- **Stated exercise**: Report how many lines contain "veškeré". Give the number and nothing else.

- **Items**:
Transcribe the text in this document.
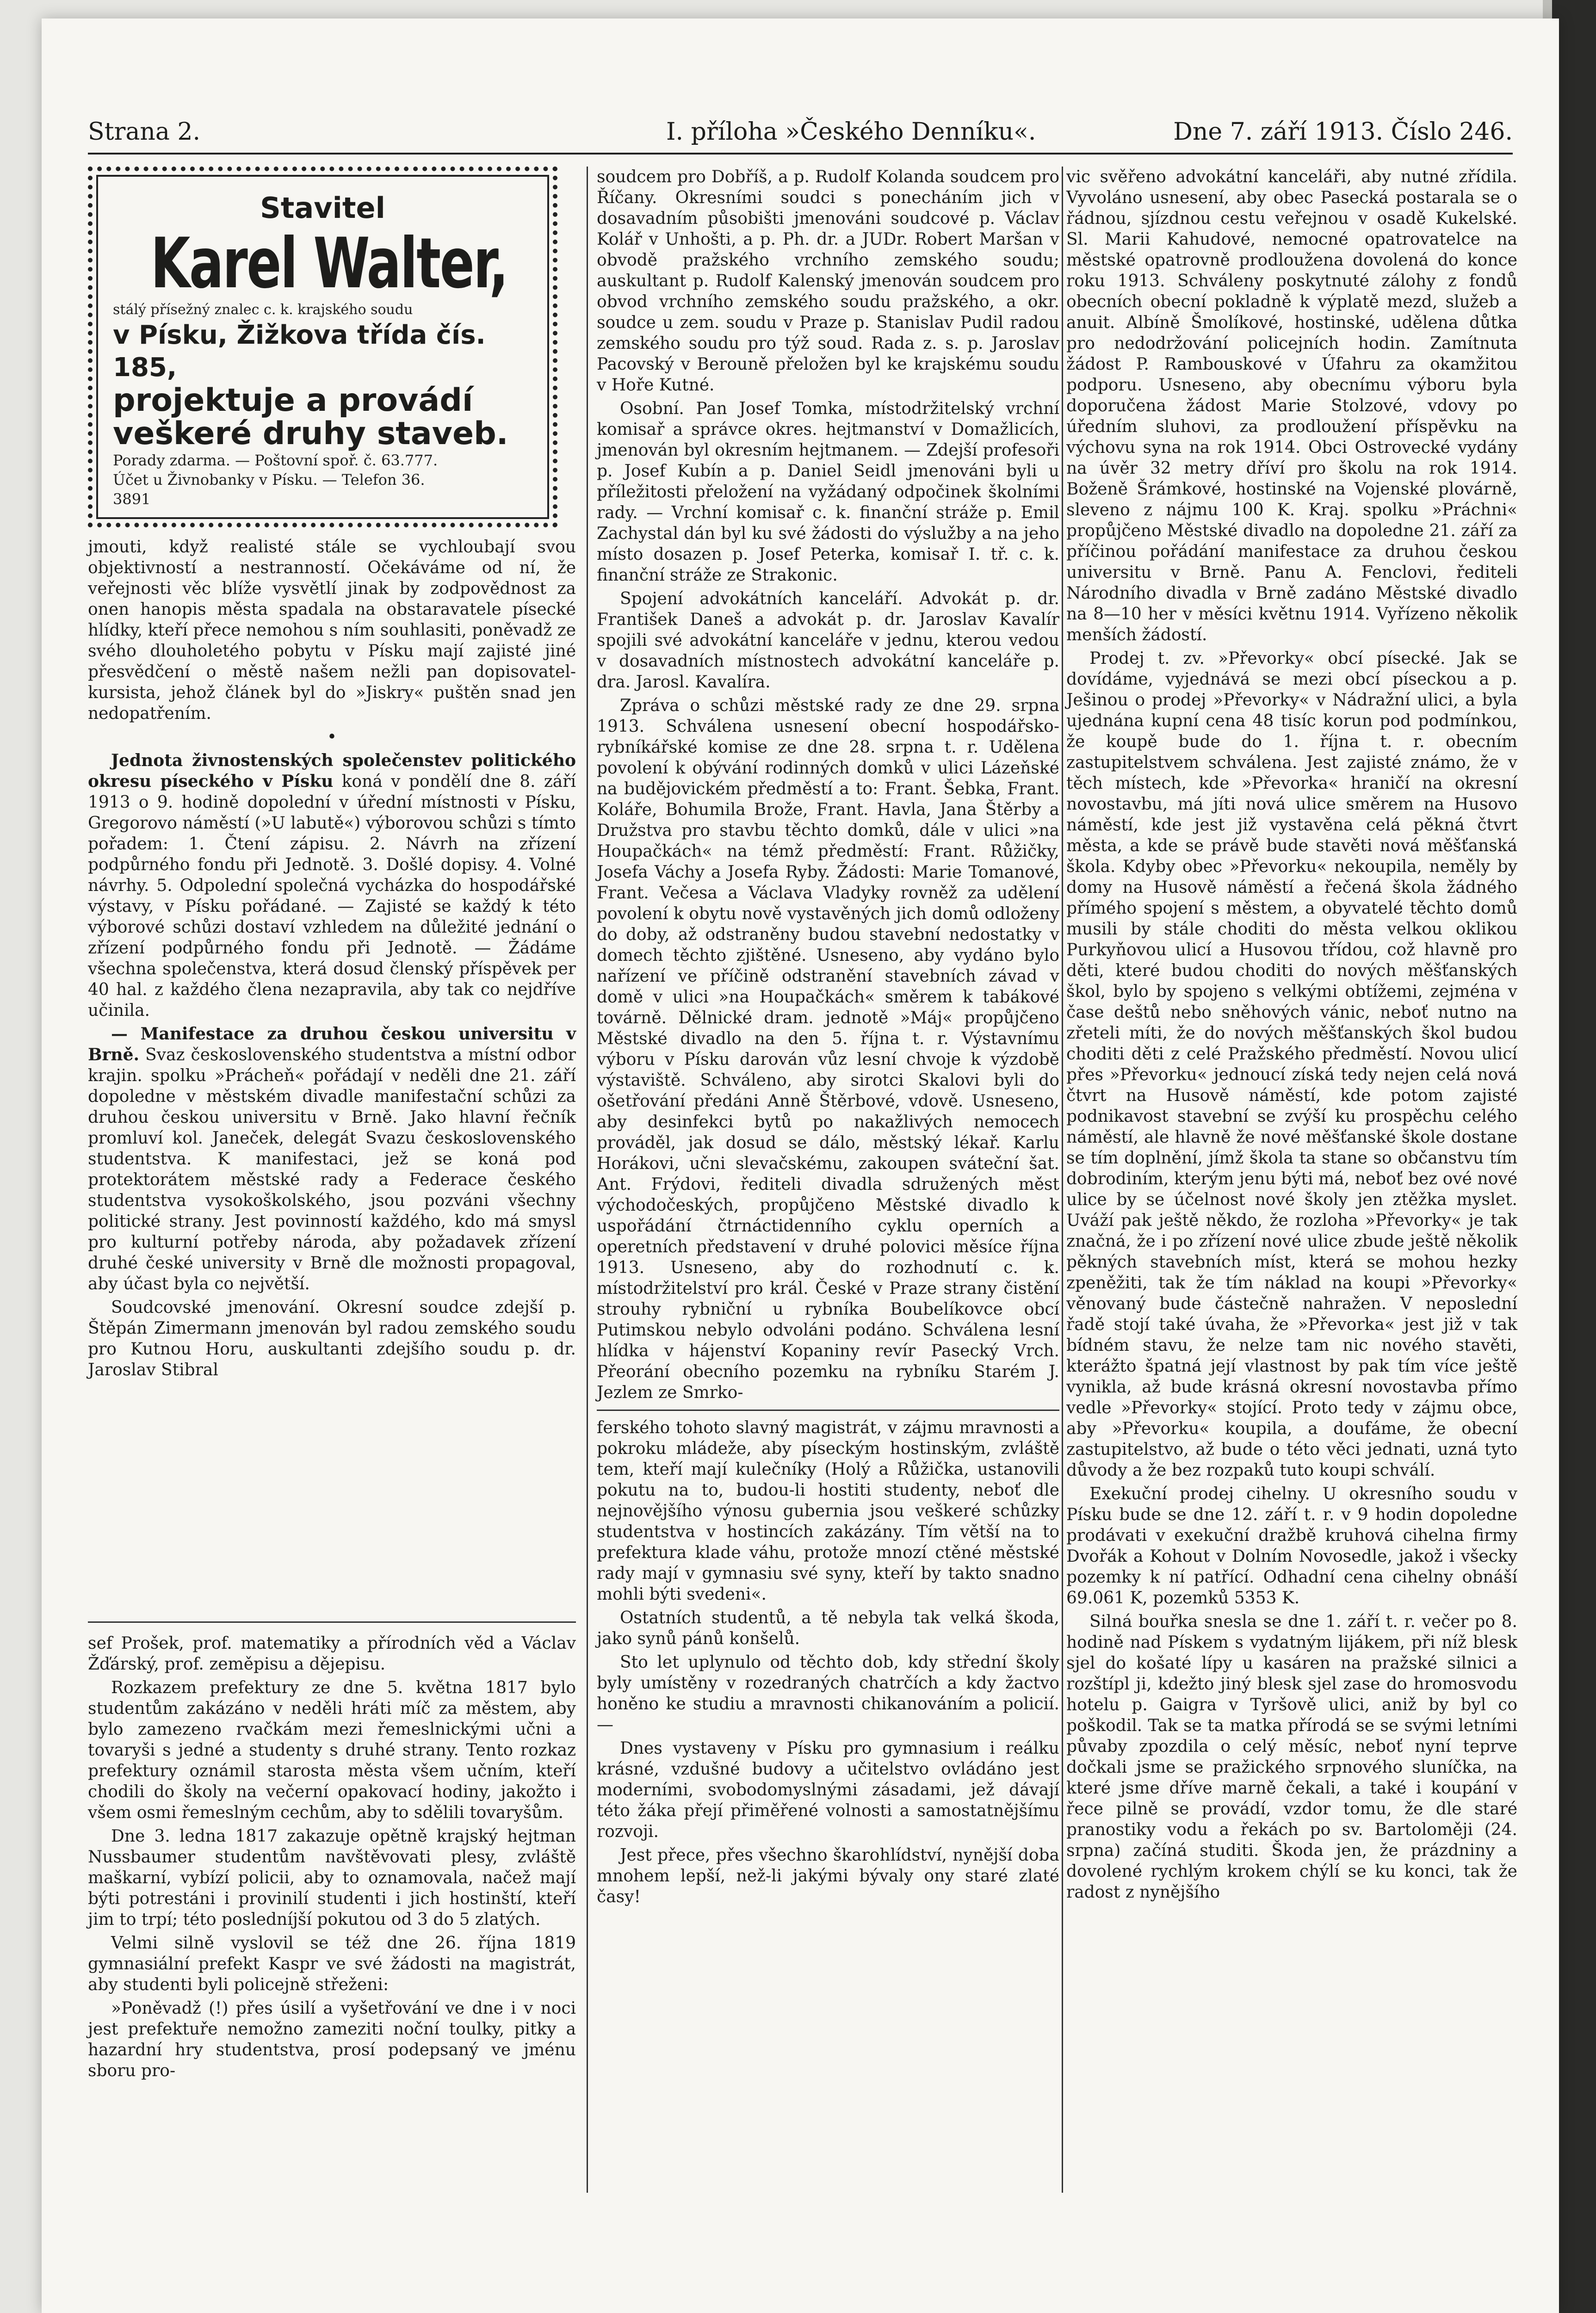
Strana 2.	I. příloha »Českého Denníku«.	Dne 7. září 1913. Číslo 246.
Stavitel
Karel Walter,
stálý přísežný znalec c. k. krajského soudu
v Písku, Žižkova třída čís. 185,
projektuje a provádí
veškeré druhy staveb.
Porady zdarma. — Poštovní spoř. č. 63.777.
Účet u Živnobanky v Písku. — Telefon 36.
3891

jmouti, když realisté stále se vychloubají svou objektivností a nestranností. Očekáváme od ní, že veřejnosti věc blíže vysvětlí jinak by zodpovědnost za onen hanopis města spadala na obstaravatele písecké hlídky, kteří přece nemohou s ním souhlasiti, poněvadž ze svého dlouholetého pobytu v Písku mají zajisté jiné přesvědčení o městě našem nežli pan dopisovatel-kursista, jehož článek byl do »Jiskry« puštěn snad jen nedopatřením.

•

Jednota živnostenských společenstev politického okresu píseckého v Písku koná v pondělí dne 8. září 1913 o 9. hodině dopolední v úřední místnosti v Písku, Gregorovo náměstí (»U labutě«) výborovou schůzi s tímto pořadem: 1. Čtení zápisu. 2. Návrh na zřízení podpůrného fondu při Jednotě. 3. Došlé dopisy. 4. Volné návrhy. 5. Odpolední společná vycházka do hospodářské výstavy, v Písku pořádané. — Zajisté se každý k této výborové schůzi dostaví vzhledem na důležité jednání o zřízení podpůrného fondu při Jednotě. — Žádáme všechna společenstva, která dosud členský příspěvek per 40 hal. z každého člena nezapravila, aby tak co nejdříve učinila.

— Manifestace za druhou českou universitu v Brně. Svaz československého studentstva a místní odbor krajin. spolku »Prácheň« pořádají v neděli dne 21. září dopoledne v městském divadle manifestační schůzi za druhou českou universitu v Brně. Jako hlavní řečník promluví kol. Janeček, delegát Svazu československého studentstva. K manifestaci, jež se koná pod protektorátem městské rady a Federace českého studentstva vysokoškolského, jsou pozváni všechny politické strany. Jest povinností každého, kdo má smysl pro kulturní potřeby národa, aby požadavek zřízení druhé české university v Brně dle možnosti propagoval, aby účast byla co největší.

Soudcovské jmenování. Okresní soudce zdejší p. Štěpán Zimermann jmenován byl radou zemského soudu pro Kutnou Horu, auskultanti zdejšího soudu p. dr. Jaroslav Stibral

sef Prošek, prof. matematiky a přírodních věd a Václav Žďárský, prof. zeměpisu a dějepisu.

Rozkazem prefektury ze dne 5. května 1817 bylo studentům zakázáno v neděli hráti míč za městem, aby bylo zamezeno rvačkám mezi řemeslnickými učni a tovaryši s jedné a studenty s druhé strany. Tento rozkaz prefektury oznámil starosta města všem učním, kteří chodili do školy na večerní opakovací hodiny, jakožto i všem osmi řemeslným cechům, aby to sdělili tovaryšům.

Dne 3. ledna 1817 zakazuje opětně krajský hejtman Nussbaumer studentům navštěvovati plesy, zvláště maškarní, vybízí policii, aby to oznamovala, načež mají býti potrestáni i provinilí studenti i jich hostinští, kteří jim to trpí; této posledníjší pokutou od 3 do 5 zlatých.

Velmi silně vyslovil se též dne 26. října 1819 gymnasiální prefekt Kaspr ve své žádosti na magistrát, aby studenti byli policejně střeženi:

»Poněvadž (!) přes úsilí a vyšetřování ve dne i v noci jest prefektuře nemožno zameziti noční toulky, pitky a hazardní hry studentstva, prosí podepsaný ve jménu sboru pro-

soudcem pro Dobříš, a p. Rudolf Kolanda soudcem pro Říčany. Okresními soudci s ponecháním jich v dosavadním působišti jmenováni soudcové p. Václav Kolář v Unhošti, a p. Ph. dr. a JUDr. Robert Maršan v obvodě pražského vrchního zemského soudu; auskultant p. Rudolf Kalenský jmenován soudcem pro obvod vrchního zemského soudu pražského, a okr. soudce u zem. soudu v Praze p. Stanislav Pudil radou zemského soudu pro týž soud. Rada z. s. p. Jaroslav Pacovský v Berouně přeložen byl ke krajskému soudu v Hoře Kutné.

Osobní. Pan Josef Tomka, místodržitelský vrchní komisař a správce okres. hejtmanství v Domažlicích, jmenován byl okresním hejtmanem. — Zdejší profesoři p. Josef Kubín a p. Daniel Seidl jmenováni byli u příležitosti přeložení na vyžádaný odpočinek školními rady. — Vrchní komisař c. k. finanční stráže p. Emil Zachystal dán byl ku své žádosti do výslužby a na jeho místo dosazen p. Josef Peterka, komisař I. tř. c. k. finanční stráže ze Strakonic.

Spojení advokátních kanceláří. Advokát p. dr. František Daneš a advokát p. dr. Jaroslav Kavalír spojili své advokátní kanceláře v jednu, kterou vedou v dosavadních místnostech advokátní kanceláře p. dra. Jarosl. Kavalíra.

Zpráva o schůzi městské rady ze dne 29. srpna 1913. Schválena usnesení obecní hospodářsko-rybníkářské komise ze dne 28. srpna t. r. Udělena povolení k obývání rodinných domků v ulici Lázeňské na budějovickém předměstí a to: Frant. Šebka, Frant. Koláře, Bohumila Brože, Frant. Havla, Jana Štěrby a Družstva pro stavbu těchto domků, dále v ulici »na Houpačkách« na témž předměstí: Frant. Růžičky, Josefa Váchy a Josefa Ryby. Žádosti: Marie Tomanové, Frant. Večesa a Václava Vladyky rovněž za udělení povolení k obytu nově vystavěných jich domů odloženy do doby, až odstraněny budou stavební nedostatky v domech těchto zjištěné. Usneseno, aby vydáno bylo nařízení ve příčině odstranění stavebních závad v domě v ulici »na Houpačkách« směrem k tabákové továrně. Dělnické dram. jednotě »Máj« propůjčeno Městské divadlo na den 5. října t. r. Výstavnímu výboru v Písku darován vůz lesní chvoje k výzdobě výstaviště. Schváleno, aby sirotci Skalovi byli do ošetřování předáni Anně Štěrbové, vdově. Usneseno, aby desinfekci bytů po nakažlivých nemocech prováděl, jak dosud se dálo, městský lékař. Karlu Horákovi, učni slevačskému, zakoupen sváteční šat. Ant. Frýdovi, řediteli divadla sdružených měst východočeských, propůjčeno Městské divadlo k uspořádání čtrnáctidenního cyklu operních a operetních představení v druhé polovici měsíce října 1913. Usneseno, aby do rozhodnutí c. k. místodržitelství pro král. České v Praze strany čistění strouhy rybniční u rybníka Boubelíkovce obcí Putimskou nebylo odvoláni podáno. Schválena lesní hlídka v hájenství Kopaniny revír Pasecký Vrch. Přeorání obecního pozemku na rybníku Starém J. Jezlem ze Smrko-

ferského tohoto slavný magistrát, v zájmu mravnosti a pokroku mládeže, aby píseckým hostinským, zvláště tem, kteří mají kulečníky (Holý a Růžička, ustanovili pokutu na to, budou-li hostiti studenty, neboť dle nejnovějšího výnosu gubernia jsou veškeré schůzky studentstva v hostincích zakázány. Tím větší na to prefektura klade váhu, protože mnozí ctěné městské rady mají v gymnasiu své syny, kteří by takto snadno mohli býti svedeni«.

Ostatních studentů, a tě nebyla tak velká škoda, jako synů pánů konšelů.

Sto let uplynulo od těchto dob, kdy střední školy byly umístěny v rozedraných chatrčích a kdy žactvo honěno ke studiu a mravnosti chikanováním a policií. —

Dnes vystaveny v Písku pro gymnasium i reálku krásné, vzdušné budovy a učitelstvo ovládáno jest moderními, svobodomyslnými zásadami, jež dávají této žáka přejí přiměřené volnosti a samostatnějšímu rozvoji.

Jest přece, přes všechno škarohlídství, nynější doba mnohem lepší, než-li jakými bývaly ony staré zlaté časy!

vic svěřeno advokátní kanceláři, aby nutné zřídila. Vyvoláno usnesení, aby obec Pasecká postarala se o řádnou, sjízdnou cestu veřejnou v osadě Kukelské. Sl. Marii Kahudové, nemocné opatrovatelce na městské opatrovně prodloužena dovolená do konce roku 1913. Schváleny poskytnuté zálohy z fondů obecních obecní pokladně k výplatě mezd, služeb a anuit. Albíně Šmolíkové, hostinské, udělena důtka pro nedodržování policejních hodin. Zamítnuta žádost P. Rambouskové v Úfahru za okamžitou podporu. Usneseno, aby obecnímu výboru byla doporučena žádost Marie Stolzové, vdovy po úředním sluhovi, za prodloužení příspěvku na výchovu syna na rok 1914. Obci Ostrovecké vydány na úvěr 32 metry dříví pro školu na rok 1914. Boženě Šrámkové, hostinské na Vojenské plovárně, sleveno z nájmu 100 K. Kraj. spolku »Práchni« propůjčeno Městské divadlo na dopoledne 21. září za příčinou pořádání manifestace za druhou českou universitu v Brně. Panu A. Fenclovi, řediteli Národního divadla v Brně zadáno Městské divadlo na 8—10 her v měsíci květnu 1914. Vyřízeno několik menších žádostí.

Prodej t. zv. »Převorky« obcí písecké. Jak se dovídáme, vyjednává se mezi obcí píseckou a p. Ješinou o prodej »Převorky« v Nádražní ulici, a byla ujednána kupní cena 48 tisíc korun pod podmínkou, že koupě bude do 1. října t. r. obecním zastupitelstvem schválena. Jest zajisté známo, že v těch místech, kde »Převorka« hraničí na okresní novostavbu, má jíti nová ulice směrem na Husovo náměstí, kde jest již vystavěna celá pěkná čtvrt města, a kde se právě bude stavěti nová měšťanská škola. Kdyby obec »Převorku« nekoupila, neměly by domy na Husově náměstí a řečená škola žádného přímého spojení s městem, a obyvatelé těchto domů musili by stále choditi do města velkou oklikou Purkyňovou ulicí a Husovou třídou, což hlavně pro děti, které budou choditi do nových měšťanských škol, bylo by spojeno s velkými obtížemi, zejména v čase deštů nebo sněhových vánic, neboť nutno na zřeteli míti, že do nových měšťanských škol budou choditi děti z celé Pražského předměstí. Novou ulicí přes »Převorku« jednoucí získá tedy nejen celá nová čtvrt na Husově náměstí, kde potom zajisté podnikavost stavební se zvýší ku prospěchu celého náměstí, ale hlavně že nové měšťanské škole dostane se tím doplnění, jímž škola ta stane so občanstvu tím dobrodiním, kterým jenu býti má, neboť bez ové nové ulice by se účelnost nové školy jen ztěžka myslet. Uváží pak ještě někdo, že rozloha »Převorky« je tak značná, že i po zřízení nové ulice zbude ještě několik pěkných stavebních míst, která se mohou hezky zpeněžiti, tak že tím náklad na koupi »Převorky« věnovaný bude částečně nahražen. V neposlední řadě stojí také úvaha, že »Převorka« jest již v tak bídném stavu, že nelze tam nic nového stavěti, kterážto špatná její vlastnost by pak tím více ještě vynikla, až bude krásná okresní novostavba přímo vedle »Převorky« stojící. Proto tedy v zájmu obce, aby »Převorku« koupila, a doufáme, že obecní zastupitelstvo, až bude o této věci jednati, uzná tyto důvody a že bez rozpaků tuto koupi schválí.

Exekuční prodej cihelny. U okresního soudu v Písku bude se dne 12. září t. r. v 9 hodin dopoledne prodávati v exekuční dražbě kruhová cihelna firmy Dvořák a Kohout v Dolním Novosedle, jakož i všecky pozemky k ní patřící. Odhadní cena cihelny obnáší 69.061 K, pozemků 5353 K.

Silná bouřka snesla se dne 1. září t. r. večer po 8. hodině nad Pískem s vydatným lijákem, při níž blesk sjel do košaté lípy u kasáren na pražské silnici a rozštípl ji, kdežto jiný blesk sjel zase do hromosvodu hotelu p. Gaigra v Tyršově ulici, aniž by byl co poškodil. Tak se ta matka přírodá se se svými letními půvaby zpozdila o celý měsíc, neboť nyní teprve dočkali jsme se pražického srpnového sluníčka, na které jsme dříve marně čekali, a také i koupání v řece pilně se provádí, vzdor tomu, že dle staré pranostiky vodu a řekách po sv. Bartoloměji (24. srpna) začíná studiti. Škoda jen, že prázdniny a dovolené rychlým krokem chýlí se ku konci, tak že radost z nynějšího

- **Result of the task**: 2